PROBLEM TO WORK ON:
Without the pictures, set down every line of the data exactly.

EXTRACTED ENTRIES:
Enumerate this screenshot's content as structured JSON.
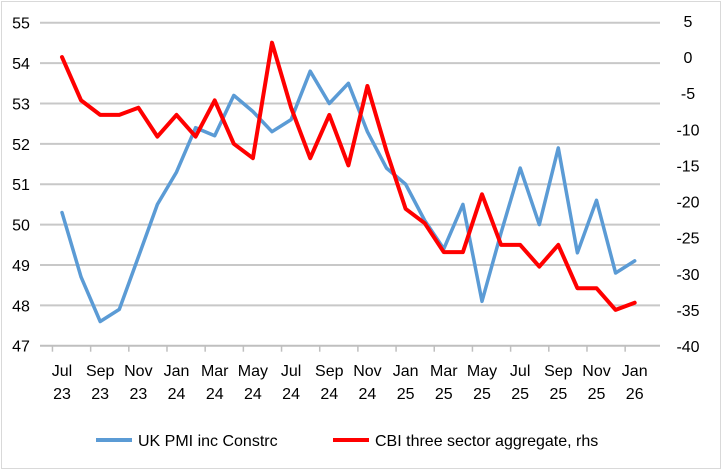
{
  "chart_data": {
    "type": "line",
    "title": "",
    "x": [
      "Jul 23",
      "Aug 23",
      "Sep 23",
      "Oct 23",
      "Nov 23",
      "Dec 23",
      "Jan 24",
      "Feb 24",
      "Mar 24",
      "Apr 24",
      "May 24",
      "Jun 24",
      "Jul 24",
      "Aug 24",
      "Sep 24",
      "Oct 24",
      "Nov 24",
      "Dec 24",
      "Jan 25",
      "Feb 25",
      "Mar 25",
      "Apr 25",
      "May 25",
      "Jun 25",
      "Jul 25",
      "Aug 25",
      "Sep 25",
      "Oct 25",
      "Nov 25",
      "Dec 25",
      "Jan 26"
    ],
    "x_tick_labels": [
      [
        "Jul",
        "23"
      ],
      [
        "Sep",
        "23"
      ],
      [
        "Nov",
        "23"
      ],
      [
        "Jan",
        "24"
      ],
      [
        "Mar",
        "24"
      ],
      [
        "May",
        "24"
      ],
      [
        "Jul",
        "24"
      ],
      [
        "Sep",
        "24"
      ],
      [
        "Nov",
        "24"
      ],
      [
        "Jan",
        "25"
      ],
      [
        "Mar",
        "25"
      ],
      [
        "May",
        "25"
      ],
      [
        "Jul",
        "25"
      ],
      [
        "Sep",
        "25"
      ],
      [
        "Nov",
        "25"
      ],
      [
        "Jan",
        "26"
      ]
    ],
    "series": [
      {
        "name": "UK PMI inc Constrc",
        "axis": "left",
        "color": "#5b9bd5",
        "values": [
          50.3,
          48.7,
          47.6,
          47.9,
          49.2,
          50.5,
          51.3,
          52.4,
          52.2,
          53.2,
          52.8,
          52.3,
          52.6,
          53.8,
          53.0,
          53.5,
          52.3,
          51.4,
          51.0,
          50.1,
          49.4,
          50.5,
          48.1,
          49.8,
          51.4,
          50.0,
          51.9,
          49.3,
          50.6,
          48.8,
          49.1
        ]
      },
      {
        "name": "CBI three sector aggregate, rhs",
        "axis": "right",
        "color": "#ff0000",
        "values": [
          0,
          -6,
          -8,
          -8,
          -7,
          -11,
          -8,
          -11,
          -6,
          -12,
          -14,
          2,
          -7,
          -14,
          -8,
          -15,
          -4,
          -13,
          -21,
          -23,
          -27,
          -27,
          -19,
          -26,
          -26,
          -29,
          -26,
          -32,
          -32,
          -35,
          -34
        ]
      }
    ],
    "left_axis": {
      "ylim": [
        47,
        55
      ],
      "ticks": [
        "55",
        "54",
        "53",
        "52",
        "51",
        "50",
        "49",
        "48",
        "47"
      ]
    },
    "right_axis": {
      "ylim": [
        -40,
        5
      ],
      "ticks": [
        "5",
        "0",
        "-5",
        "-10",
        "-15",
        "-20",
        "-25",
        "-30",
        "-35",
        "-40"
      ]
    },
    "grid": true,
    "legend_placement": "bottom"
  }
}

SOLVED EXERCISE:
Enumerate this screenshot's content as structured JSON.
{
  "chart_data": {
    "type": "line",
    "title": "",
    "x": [
      "Jul 23",
      "Aug 23",
      "Sep 23",
      "Oct 23",
      "Nov 23",
      "Dec 23",
      "Jan 24",
      "Feb 24",
      "Mar 24",
      "Apr 24",
      "May 24",
      "Jun 24",
      "Jul 24",
      "Aug 24",
      "Sep 24",
      "Oct 24",
      "Nov 24",
      "Dec 24",
      "Jan 25",
      "Feb 25",
      "Mar 25",
      "Apr 25",
      "May 25",
      "Jun 25",
      "Jul 25",
      "Aug 25",
      "Sep 25",
      "Oct 25",
      "Nov 25",
      "Dec 25",
      "Jan 26"
    ],
    "x_tick_labels": [
      [
        "Jul",
        "23"
      ],
      [
        "Sep",
        "23"
      ],
      [
        "Nov",
        "23"
      ],
      [
        "Jan",
        "24"
      ],
      [
        "Mar",
        "24"
      ],
      [
        "May",
        "24"
      ],
      [
        "Jul",
        "24"
      ],
      [
        "Sep",
        "24"
      ],
      [
        "Nov",
        "24"
      ],
      [
        "Jan",
        "25"
      ],
      [
        "Mar",
        "25"
      ],
      [
        "May",
        "25"
      ],
      [
        "Jul",
        "25"
      ],
      [
        "Sep",
        "25"
      ],
      [
        "Nov",
        "25"
      ],
      [
        "Jan",
        "26"
      ]
    ],
    "series": [
      {
        "name": "UK PMI inc Constrc",
        "axis": "left",
        "color": "#5b9bd5",
        "values": [
          50.3,
          48.7,
          47.6,
          47.9,
          49.2,
          50.5,
          51.3,
          52.4,
          52.2,
          53.2,
          52.8,
          52.3,
          52.6,
          53.8,
          53.0,
          53.5,
          52.3,
          51.4,
          51.0,
          50.1,
          49.4,
          50.5,
          48.1,
          49.8,
          51.4,
          50.0,
          51.9,
          49.3,
          50.6,
          48.8,
          49.1
        ]
      },
      {
        "name": "CBI three sector aggregate, rhs",
        "axis": "right",
        "color": "#ff0000",
        "values": [
          0,
          -6,
          -8,
          -8,
          -7,
          -11,
          -8,
          -11,
          -6,
          -12,
          -14,
          2,
          -7,
          -14,
          -8,
          -15,
          -4,
          -13,
          -21,
          -23,
          -27,
          -27,
          -19,
          -26,
          -26,
          -29,
          -26,
          -32,
          -32,
          -35,
          -34
        ]
      }
    ],
    "left_axis": {
      "ylim": [
        47,
        55
      ],
      "ticks": [
        "55",
        "54",
        "53",
        "52",
        "51",
        "50",
        "49",
        "48",
        "47"
      ]
    },
    "right_axis": {
      "ylim": [
        -40,
        5
      ],
      "ticks": [
        "5",
        "0",
        "-5",
        "-10",
        "-15",
        "-20",
        "-25",
        "-30",
        "-35",
        "-40"
      ]
    },
    "grid": true,
    "legend_placement": "bottom"
  }
}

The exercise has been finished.